### Source document
»»
Functional characterization of 2 known ryanodine receptor mutations causing malignant hyperthermia.

BACKGROUND: Malignant hyperthermia (MH) is a potentially lethal pharmacogenetic disorder. More than 300 variants in the ryanodine receptor 1 (RYR1) have been associated with MH; however, only 31 have been identified as causative. To confirm a mutation in RYR1 as being causative for MH, segregation of the potential mutation in at least 2 unrelated families with MH susceptibility must be demonstrated and functional assays must show abnormal calcium release compared with wild-type RYR1. METHODS: We used "Hot-spot" DNA screening to identify mutations in RYR1 in 3 New Zealand families. B-lymphoblastoid cells were used to compare the amount of calcium released on stimulation with 4-chloro-m-cresol between wild-type RYR1 cells and cells carrying the new variants in RYR1. RESULTS: We identified a known RYR1 mutation (R2355W) in 2 families and another more recently identified (V2354M) mutation in another family. Both mutations segregated with MH susceptibility in the respective families. Cell lines carrying a mutation in RYR1 showed increased sensitivity to 4-chloro-m-cresol. CONCLUSIONS: We propose that R2355W is confirmed as being an MH-causative mutation and suggest that V2354M is a RYR1 mutation likely to cause MH.
««
Extracted items
»»
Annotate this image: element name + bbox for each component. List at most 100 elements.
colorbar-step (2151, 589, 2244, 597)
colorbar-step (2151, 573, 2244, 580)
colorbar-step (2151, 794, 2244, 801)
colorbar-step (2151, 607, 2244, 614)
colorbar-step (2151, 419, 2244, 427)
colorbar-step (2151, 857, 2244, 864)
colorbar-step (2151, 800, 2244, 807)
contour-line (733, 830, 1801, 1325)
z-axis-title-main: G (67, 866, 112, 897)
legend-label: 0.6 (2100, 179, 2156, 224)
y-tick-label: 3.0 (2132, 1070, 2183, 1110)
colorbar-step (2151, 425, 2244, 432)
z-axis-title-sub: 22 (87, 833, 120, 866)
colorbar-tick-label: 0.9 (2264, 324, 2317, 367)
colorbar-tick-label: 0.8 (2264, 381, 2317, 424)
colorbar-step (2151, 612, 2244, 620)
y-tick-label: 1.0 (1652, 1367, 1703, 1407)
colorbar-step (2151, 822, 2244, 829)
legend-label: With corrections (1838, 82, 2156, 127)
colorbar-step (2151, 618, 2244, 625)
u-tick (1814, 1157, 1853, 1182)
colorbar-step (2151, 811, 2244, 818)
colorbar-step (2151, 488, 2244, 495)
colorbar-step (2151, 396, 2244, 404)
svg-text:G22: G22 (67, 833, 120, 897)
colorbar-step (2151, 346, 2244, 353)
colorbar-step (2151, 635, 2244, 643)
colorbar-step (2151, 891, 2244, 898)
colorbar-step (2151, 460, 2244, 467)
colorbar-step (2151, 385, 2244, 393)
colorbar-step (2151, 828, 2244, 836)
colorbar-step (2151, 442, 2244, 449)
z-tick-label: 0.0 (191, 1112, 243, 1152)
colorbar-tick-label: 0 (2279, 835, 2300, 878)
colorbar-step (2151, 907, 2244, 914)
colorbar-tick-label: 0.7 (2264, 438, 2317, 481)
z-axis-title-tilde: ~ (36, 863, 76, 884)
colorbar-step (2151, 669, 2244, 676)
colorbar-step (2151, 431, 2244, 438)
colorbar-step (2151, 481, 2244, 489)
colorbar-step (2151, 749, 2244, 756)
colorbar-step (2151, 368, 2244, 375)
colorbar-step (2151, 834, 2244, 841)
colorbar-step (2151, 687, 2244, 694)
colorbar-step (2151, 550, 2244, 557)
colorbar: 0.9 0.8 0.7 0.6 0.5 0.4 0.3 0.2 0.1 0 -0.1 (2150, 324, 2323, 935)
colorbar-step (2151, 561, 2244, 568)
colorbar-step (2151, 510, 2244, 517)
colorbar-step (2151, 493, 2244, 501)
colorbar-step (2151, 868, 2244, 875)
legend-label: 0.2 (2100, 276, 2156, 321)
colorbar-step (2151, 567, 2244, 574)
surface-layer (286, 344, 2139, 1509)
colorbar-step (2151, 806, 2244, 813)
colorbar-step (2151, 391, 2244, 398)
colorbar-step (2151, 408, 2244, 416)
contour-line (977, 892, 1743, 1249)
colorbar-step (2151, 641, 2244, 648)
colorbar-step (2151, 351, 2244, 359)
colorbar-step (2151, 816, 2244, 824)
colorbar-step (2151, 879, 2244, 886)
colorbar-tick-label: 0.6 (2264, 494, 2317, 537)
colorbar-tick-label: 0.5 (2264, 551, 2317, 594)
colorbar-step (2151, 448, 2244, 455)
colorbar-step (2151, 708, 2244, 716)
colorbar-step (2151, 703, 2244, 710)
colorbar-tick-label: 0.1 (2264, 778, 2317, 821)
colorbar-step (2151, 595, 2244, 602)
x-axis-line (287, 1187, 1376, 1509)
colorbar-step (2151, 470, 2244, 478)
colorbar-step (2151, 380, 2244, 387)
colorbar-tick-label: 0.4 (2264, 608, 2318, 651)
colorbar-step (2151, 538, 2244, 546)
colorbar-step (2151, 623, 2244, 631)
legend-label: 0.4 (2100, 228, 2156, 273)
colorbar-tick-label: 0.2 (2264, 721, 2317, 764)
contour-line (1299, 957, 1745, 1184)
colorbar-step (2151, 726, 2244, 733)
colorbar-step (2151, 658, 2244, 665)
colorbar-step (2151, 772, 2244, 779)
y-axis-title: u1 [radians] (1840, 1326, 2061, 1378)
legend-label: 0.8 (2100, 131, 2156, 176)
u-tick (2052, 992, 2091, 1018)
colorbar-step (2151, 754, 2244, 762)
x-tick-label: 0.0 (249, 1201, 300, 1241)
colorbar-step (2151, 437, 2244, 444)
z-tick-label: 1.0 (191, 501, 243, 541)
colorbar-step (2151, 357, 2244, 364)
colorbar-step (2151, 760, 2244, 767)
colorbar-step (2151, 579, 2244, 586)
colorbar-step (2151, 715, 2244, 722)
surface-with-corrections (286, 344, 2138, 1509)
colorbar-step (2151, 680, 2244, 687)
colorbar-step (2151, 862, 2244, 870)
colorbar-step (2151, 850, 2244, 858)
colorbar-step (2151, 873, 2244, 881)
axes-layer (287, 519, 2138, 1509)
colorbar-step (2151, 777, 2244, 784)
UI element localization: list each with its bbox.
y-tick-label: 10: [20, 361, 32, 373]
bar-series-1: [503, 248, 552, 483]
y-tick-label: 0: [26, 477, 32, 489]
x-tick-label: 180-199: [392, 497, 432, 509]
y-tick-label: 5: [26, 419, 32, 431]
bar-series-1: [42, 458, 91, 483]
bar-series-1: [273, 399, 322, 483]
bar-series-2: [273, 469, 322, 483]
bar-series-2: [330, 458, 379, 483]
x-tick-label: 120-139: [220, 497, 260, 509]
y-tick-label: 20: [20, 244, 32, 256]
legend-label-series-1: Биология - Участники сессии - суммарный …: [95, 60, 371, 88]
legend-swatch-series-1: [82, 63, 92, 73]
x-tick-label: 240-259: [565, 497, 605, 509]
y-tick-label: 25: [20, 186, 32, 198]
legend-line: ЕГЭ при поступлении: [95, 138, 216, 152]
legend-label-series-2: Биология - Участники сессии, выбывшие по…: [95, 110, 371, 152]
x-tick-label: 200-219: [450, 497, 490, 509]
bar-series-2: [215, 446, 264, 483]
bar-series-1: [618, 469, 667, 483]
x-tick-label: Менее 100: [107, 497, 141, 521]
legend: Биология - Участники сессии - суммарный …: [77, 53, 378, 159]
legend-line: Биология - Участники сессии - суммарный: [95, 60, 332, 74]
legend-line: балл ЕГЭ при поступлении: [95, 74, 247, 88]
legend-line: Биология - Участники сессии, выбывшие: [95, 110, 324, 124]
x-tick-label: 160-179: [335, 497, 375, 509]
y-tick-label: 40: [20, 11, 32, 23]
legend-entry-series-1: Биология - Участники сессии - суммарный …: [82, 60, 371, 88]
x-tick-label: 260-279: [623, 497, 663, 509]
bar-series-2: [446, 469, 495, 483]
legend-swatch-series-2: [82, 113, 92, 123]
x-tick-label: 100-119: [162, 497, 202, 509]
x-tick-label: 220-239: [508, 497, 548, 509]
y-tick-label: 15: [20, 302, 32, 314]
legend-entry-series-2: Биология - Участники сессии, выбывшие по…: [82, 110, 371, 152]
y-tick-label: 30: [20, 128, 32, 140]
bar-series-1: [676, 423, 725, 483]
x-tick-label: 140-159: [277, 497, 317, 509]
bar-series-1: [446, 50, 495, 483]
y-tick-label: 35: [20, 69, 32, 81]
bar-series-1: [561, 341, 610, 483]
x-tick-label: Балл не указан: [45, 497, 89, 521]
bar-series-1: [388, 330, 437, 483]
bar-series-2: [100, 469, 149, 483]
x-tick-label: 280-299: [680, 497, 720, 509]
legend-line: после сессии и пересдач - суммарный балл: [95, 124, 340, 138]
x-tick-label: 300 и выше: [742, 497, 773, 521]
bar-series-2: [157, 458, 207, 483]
««
### What you have to do
Copy out the entire malignant hyperthermia abstract above word for word.

### Answer section
Functional characterization of 2 known ryanodine receptor mutations causing malignant hyperthermia.

BACKGROUND: Malignant hyperthermia (MH) is a potentially lethal pharmacogenetic disorder. More than 300 variants in the ryanodine receptor 1 (RYR1) have been associated with MH; however, only 31 have been identified as causative. To confirm a mutation in RYR1 as being causative for MH, segregation of the potential mutation in at least 2 unrelated families with MH susceptibility must be demonstrated and functional assays must show abnormal calcium release compared with wild-type RYR1. METHODS: We used "Hot-spot" DNA screening to identify mutations in RYR1 in 3 New Zealand families. B-lymphoblastoid cells were used to compare the amount of calcium released on stimulation with 4-chloro-m-cresol between wild-type RYR1 cells and cells carrying the new variants in RYR1. RESULTS: We identified a known RYR1 mutation (R2355W) in 2 families and another more recently identified (V2354M) mutation in another family. Both mutations segregated with MH susceptibility in the respective families. Cell lines carrying a mutation in RYR1 showed increased sensitivity to 4-chloro-m-cresol. CONCLUSIONS: We propose that R2355W is confirmed as being an MH-causative mutation and suggest that V2354M is a RYR1 mutation likely to cause MH.